[Entries drawn from a collection]

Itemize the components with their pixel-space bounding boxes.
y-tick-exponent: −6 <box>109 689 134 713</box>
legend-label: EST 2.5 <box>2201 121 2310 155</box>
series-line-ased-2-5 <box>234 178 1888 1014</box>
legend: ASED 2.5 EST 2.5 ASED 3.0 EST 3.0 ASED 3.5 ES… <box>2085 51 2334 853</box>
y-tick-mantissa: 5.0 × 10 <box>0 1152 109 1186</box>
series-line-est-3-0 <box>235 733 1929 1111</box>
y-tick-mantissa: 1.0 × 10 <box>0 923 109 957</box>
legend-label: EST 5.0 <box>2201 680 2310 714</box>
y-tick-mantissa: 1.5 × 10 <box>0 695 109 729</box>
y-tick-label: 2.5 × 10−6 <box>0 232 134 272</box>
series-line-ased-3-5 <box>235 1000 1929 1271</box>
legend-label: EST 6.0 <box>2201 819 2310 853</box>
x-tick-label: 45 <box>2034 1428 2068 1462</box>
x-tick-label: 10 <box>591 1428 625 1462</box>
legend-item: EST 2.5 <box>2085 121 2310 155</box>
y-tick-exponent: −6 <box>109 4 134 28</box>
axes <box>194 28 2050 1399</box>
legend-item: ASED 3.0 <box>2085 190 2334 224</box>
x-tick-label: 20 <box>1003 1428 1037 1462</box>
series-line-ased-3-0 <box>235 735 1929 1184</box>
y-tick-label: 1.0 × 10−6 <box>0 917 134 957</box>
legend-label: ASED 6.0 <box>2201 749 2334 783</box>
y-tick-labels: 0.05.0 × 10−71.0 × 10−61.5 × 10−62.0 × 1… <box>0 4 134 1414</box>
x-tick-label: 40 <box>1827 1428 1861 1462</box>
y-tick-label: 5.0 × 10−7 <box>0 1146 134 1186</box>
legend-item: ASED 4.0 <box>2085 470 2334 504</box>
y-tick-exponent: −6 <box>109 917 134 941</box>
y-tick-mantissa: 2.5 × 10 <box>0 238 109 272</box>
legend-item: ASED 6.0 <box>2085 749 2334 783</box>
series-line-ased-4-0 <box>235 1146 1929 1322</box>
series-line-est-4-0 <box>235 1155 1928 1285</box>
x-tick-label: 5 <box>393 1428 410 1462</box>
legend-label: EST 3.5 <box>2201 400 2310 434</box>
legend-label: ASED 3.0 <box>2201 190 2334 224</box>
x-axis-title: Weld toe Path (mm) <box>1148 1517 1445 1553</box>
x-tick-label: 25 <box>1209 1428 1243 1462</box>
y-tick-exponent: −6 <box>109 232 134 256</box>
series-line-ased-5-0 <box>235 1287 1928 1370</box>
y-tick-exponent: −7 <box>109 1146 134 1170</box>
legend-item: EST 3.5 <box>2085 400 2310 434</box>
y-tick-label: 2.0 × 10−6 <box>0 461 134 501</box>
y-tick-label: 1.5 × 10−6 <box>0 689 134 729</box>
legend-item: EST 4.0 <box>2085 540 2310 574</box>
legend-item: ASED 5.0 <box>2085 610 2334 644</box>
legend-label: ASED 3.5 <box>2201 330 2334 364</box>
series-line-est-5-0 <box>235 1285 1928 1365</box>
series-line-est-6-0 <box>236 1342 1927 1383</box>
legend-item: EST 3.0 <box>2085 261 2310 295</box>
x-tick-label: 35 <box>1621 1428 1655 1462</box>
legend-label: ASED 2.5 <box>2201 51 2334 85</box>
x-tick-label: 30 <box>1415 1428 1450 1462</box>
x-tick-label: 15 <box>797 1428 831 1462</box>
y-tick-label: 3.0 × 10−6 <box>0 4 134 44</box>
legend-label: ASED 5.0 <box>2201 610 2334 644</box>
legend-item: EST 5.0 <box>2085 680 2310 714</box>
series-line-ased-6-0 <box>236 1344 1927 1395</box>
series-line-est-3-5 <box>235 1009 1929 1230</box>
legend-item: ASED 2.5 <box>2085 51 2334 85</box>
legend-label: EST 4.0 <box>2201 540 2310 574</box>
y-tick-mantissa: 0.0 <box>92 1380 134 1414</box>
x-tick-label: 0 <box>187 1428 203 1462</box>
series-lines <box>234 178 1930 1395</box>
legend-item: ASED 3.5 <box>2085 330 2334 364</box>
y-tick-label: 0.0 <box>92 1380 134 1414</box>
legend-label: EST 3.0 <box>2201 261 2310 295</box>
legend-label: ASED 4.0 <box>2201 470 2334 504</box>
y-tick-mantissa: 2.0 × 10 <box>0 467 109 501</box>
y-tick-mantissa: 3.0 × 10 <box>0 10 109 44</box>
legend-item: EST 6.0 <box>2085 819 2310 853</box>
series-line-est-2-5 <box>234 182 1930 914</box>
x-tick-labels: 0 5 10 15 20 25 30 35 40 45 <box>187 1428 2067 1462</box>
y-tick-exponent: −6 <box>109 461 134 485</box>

• **PROBLEM REQUIREMENTS**:
Reproduce every line above verbatim, with no alterations.

• **OUTPUT FOR THIS EXERCISE**:
Itemize the components with their pixel-space bounding boxes.
y-tick-exponent: −6 <box>109 689 134 713</box>
legend-label: EST 2.5 <box>2201 121 2310 155</box>
series-line-ased-2-5 <box>234 178 1888 1014</box>
legend: ASED 2.5 EST 2.5 ASED 3.0 EST 3.0 ASED 3.5 ES… <box>2085 51 2334 853</box>
y-tick-mantissa: 5.0 × 10 <box>0 1152 109 1186</box>
series-line-est-3-0 <box>235 733 1929 1111</box>
y-tick-mantissa: 1.0 × 10 <box>0 923 109 957</box>
legend-label: EST 5.0 <box>2201 680 2310 714</box>
y-tick-mantissa: 1.5 × 10 <box>0 695 109 729</box>
y-tick-label: 2.5 × 10−6 <box>0 232 134 272</box>
series-line-ased-3-5 <box>235 1000 1929 1271</box>
legend-label: EST 6.0 <box>2201 819 2310 853</box>
x-tick-label: 45 <box>2034 1428 2068 1462</box>
x-tick-label: 10 <box>591 1428 625 1462</box>
legend-item: EST 2.5 <box>2085 121 2310 155</box>
y-tick-exponent: −6 <box>109 4 134 28</box>
axes <box>194 28 2050 1399</box>
legend-item: ASED 3.0 <box>2085 190 2334 224</box>
x-tick-label: 20 <box>1003 1428 1037 1462</box>
series-line-ased-3-0 <box>235 735 1929 1184</box>
y-tick-label: 1.0 × 10−6 <box>0 917 134 957</box>
legend-label: ASED 6.0 <box>2201 749 2334 783</box>
y-tick-labels: 0.05.0 × 10−71.0 × 10−61.5 × 10−62.0 × 1… <box>0 4 134 1414</box>
x-tick-label: 40 <box>1827 1428 1861 1462</box>
y-tick-label: 5.0 × 10−7 <box>0 1146 134 1186</box>
legend-item: ASED 4.0 <box>2085 470 2334 504</box>
y-tick-exponent: −6 <box>109 917 134 941</box>
y-tick-mantissa: 2.5 × 10 <box>0 238 109 272</box>
legend-item: ASED 6.0 <box>2085 749 2334 783</box>
series-line-ased-4-0 <box>235 1146 1929 1322</box>
series-line-est-4-0 <box>235 1155 1928 1285</box>
x-tick-label: 5 <box>393 1428 410 1462</box>
legend-label: EST 3.5 <box>2201 400 2310 434</box>
legend-label: ASED 3.0 <box>2201 190 2334 224</box>
x-axis-title: Weld toe Path (mm) <box>1148 1517 1445 1553</box>
x-tick-label: 25 <box>1209 1428 1243 1462</box>
y-tick-exponent: −6 <box>109 232 134 256</box>
series-line-ased-5-0 <box>235 1287 1928 1370</box>
y-tick-exponent: −7 <box>109 1146 134 1170</box>
legend-item: EST 3.5 <box>2085 400 2310 434</box>
y-tick-label: 2.0 × 10−6 <box>0 461 134 501</box>
y-tick-label: 1.5 × 10−6 <box>0 689 134 729</box>
legend-item: EST 4.0 <box>2085 540 2310 574</box>
legend-item: ASED 5.0 <box>2085 610 2334 644</box>
legend-label: ASED 3.5 <box>2201 330 2334 364</box>
series-line-est-5-0 <box>235 1285 1928 1365</box>
series-line-est-6-0 <box>236 1342 1927 1383</box>
legend-item: EST 3.0 <box>2085 261 2310 295</box>
x-tick-label: 35 <box>1621 1428 1655 1462</box>
legend-label: ASED 2.5 <box>2201 51 2334 85</box>
x-tick-label: 30 <box>1415 1428 1450 1462</box>
x-tick-label: 15 <box>797 1428 831 1462</box>
y-tick-label: 3.0 × 10−6 <box>0 4 134 44</box>
legend-label: ASED 5.0 <box>2201 610 2334 644</box>
legend-item: EST 5.0 <box>2085 680 2310 714</box>
series-line-ased-6-0 <box>236 1344 1927 1395</box>
series-line-est-3-5 <box>235 1009 1929 1230</box>
legend-item: ASED 2.5 <box>2085 51 2334 85</box>
legend-label: EST 4.0 <box>2201 540 2310 574</box>
y-tick-mantissa: 0.0 <box>92 1380 134 1414</box>
x-tick-label: 0 <box>187 1428 203 1462</box>
series-lines <box>234 178 1930 1395</box>
legend-item: ASED 3.5 <box>2085 330 2334 364</box>
y-tick-label: 0.0 <box>92 1380 134 1414</box>
legend-label: EST 3.0 <box>2201 261 2310 295</box>
legend-label: ASED 4.0 <box>2201 470 2334 504</box>
y-tick-mantissa: 2.0 × 10 <box>0 467 109 501</box>
y-tick-mantissa: 3.0 × 10 <box>0 10 109 44</box>
legend-item: EST 6.0 <box>2085 819 2310 853</box>
series-line-est-2-5 <box>234 182 1930 914</box>
x-tick-labels: 0 5 10 15 20 25 30 35 40 45 <box>187 1428 2067 1462</box>
y-tick-exponent: −6 <box>109 461 134 485</box>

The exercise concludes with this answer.